### Exercise details
Copy all the entries below exactly, but not the pictures.

### Listed entries
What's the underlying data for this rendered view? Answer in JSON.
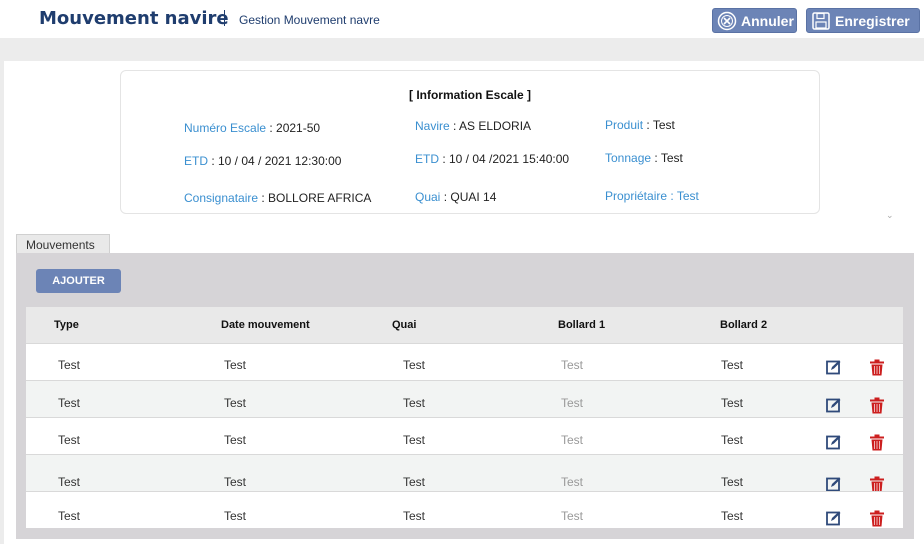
{
  "header": {
    "title": "Mouvement navire",
    "subtitle": "Gestion Mouvement navre",
    "annuler_label": "Annuler",
    "enregistrer_label": "Enregistrer"
  },
  "info": {
    "title": "[ Information Escale ]",
    "numero_escale_label": "Numéro  Escale",
    "numero_escale_value": " : 2021-50",
    "navire_label": "Navire",
    "navire_value": " : AS ELDORIA",
    "produit_label": "Produit",
    "produit_value": " : Test",
    "etd1_label": "ETD",
    "etd1_value": " : 10 / 04 / 2021   12:30:00",
    "etd2_label": "ETD",
    "etd2_value": " : 10 / 04 /2021   15:40:00",
    "tonnage_label": "Tonnage",
    "tonnage_value": " : Test",
    "consignataire_label": "Consignataire",
    "consignataire_value": " : BOLLORE AFRICA",
    "quai_label": "Quai",
    "quai_value": " : QUAI 14",
    "proprietaire_label": "Propriétaire : Test"
  },
  "tab_label": "Mouvements",
  "add_button_label": "AJOUTER",
  "table": {
    "headers": [
      "Type",
      "Date mouvement",
      "Quai",
      "Bollard 1",
      "Bollard 2"
    ],
    "rows": [
      [
        "Test",
        "Test",
        "Test",
        "Test",
        "Test"
      ],
      [
        "Test",
        "Test",
        "Test",
        "Test",
        "Test"
      ],
      [
        "Test",
        "Test",
        "Test",
        "Test",
        "Test"
      ],
      [
        "Test",
        "Test",
        "Test",
        "Test",
        "Test"
      ],
      [
        "Test",
        "Test",
        "Test",
        "Test",
        "Test"
      ]
    ]
  },
  "colors": {
    "brand": "#1f3d6e",
    "button": "#6c84b6",
    "label": "#3a8fd0",
    "delete": "#cc1f1f"
  }
}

### Task result
What's the underlying data for this rendered view? Answer in JSON.
{
  "header": {
    "title": "Mouvement navire",
    "subtitle": "Gestion Mouvement navre",
    "annuler_label": "Annuler",
    "enregistrer_label": "Enregistrer"
  },
  "info": {
    "title": "[ Information Escale ]",
    "numero_escale_label": "Numéro  Escale",
    "numero_escale_value": " : 2021-50",
    "navire_label": "Navire",
    "navire_value": " : AS ELDORIA",
    "produit_label": "Produit",
    "produit_value": " : Test",
    "etd1_label": "ETD",
    "etd1_value": " : 10 / 04 / 2021   12:30:00",
    "etd2_label": "ETD",
    "etd2_value": " : 10 / 04 /2021   15:40:00",
    "tonnage_label": "Tonnage",
    "tonnage_value": " : Test",
    "consignataire_label": "Consignataire",
    "consignataire_value": " : BOLLORE AFRICA",
    "quai_label": "Quai",
    "quai_value": " : QUAI 14",
    "proprietaire_label": "Propriétaire : Test"
  },
  "tab_label": "Mouvements",
  "add_button_label": "AJOUTER",
  "table": {
    "headers": [
      "Type",
      "Date mouvement",
      "Quai",
      "Bollard 1",
      "Bollard 2"
    ],
    "rows": [
      [
        "Test",
        "Test",
        "Test",
        "Test",
        "Test"
      ],
      [
        "Test",
        "Test",
        "Test",
        "Test",
        "Test"
      ],
      [
        "Test",
        "Test",
        "Test",
        "Test",
        "Test"
      ],
      [
        "Test",
        "Test",
        "Test",
        "Test",
        "Test"
      ],
      [
        "Test",
        "Test",
        "Test",
        "Test",
        "Test"
      ]
    ]
  },
  "colors": {
    "brand": "#1f3d6e",
    "button": "#6c84b6",
    "label": "#3a8fd0",
    "delete": "#cc1f1f"
  }
}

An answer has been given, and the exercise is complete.